## Exercise brief
Below are some records; reproduce every one of them exactly.

# # #

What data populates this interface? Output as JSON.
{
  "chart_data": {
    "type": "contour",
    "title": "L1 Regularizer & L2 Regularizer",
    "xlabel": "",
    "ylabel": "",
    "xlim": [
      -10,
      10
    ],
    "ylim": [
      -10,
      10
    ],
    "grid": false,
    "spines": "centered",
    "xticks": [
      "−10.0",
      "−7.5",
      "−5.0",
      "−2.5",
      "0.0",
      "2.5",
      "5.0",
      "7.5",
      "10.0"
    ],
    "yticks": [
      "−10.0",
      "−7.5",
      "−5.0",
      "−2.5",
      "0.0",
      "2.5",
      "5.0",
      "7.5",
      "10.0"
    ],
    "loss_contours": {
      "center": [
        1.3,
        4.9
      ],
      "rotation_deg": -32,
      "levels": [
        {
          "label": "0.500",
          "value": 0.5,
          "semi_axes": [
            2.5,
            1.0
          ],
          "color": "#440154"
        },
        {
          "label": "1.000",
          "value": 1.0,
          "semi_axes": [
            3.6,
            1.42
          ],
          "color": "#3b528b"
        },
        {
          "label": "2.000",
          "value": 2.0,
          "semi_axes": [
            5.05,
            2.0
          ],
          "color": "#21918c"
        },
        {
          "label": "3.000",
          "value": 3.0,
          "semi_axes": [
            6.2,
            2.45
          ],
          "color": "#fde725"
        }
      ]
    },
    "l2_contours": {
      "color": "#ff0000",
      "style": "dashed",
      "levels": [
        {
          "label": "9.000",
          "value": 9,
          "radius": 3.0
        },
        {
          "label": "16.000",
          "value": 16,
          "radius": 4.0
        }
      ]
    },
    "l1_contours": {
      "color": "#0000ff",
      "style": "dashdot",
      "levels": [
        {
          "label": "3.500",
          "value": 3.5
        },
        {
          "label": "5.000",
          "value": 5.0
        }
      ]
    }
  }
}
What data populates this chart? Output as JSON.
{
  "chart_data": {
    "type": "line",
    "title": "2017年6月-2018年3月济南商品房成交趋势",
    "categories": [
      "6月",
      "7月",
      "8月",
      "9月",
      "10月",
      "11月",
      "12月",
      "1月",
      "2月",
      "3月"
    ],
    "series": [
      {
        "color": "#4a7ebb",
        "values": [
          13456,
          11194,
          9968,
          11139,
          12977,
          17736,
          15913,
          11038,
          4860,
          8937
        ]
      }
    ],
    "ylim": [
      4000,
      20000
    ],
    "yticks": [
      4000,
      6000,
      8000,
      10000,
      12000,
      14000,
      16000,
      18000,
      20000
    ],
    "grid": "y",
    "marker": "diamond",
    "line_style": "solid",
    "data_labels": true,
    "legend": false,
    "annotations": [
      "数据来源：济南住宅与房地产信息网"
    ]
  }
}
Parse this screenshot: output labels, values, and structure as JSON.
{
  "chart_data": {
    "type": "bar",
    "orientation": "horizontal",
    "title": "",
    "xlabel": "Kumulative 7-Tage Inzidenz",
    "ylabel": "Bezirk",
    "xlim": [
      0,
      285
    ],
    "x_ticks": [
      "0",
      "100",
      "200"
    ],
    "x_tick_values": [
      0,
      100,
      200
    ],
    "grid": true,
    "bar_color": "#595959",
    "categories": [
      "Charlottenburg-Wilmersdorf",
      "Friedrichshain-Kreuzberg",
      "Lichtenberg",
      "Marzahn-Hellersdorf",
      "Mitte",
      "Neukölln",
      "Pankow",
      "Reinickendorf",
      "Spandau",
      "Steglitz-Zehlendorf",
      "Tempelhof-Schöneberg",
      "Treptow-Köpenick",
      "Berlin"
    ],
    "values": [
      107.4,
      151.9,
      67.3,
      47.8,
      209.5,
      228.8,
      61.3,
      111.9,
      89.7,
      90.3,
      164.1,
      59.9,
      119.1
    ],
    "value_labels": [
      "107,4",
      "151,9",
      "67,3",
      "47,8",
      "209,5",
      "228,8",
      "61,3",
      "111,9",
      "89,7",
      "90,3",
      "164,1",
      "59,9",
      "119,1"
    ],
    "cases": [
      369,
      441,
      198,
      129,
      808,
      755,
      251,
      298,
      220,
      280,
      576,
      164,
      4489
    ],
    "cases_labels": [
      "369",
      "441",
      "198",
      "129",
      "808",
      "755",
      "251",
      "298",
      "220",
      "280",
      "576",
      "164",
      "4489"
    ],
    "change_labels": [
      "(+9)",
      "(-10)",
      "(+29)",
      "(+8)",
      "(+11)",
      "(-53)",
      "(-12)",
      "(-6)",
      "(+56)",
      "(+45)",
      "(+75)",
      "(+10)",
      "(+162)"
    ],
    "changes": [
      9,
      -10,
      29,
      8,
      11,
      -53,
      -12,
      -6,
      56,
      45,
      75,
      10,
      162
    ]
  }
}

# # #

## Result below
What data populates this interface? Output as JSON.
{
  "chart_data": {
    "type": "contour",
    "title": "L1 Regularizer & L2 Regularizer",
    "xlabel": "",
    "ylabel": "",
    "xlim": [
      -10,
      10
    ],
    "ylim": [
      -10,
      10
    ],
    "grid": false,
    "spines": "centered",
    "xticks": [
      "−10.0",
      "−7.5",
      "−5.0",
      "−2.5",
      "0.0",
      "2.5",
      "5.0",
      "7.5",
      "10.0"
    ],
    "yticks": [
      "−10.0",
      "−7.5",
      "−5.0",
      "−2.5",
      "0.0",
      "2.5",
      "5.0",
      "7.5",
      "10.0"
    ],
    "loss_contours": {
      "center": [
        1.3,
        4.9
      ],
      "rotation_deg": -32,
      "levels": [
        {
          "label": "0.500",
          "value": 0.5,
          "semi_axes": [
            2.5,
            1.0
          ],
          "color": "#440154"
        },
        {
          "label": "1.000",
          "value": 1.0,
          "semi_axes": [
            3.6,
            1.42
          ],
          "color": "#3b528b"
        },
        {
          "label": "2.000",
          "value": 2.0,
          "semi_axes": [
            5.05,
            2.0
          ],
          "color": "#21918c"
        },
        {
          "label": "3.000",
          "value": 3.0,
          "semi_axes": [
            6.2,
            2.45
          ],
          "color": "#fde725"
        }
      ]
    },
    "l2_contours": {
      "color": "#ff0000",
      "style": "dashed",
      "levels": [
        {
          "label": "9.000",
          "value": 9,
          "radius": 3.0
        },
        {
          "label": "16.000",
          "value": 16,
          "radius": 4.0
        }
      ]
    },
    "l1_contours": {
      "color": "#0000ff",
      "style": "dashdot",
      "levels": [
        {
          "label": "3.500",
          "value": 3.5
        },
        {
          "label": "5.000",
          "value": 5.0
        }
      ]
    }
  }
}
What data populates this chart? Output as JSON.
{
  "chart_data": {
    "type": "line",
    "title": "2017年6月-2018年3月济南商品房成交趋势",
    "categories": [
      "6月",
      "7月",
      "8月",
      "9月",
      "10月",
      "11月",
      "12月",
      "1月",
      "2月",
      "3月"
    ],
    "series": [
      {
        "color": "#4a7ebb",
        "values": [
          13456,
          11194,
          9968,
          11139,
          12977,
          17736,
          15913,
          11038,
          4860,
          8937
        ]
      }
    ],
    "ylim": [
      4000,
      20000
    ],
    "yticks": [
      4000,
      6000,
      8000,
      10000,
      12000,
      14000,
      16000,
      18000,
      20000
    ],
    "grid": "y",
    "marker": "diamond",
    "line_style": "solid",
    "data_labels": true,
    "legend": false,
    "annotations": [
      "数据来源：济南住宅与房地产信息网"
    ]
  }
}
Parse this screenshot: output labels, values, and structure as JSON.
{
  "chart_data": {
    "type": "bar",
    "orientation": "horizontal",
    "title": "",
    "xlabel": "Kumulative 7-Tage Inzidenz",
    "ylabel": "Bezirk",
    "xlim": [
      0,
      285
    ],
    "x_ticks": [
      "0",
      "100",
      "200"
    ],
    "x_tick_values": [
      0,
      100,
      200
    ],
    "grid": true,
    "bar_color": "#595959",
    "categories": [
      "Charlottenburg-Wilmersdorf",
      "Friedrichshain-Kreuzberg",
      "Lichtenberg",
      "Marzahn-Hellersdorf",
      "Mitte",
      "Neukölln",
      "Pankow",
      "Reinickendorf",
      "Spandau",
      "Steglitz-Zehlendorf",
      "Tempelhof-Schöneberg",
      "Treptow-Köpenick",
      "Berlin"
    ],
    "values": [
      107.4,
      151.9,
      67.3,
      47.8,
      209.5,
      228.8,
      61.3,
      111.9,
      89.7,
      90.3,
      164.1,
      59.9,
      119.1
    ],
    "value_labels": [
      "107,4",
      "151,9",
      "67,3",
      "47,8",
      "209,5",
      "228,8",
      "61,3",
      "111,9",
      "89,7",
      "90,3",
      "164,1",
      "59,9",
      "119,1"
    ],
    "cases": [
      369,
      441,
      198,
      129,
      808,
      755,
      251,
      298,
      220,
      280,
      576,
      164,
      4489
    ],
    "cases_labels": [
      "369",
      "441",
      "198",
      "129",
      "808",
      "755",
      "251",
      "298",
      "220",
      "280",
      "576",
      "164",
      "4489"
    ],
    "change_labels": [
      "(+9)",
      "(-10)",
      "(+29)",
      "(+8)",
      "(+11)",
      "(-53)",
      "(-12)",
      "(-6)",
      "(+56)",
      "(+45)",
      "(+75)",
      "(+10)",
      "(+162)"
    ],
    "changes": [
      9,
      -10,
      29,
      8,
      11,
      -53,
      -12,
      -6,
      56,
      45,
      75,
      10,
      162
    ]
  }
}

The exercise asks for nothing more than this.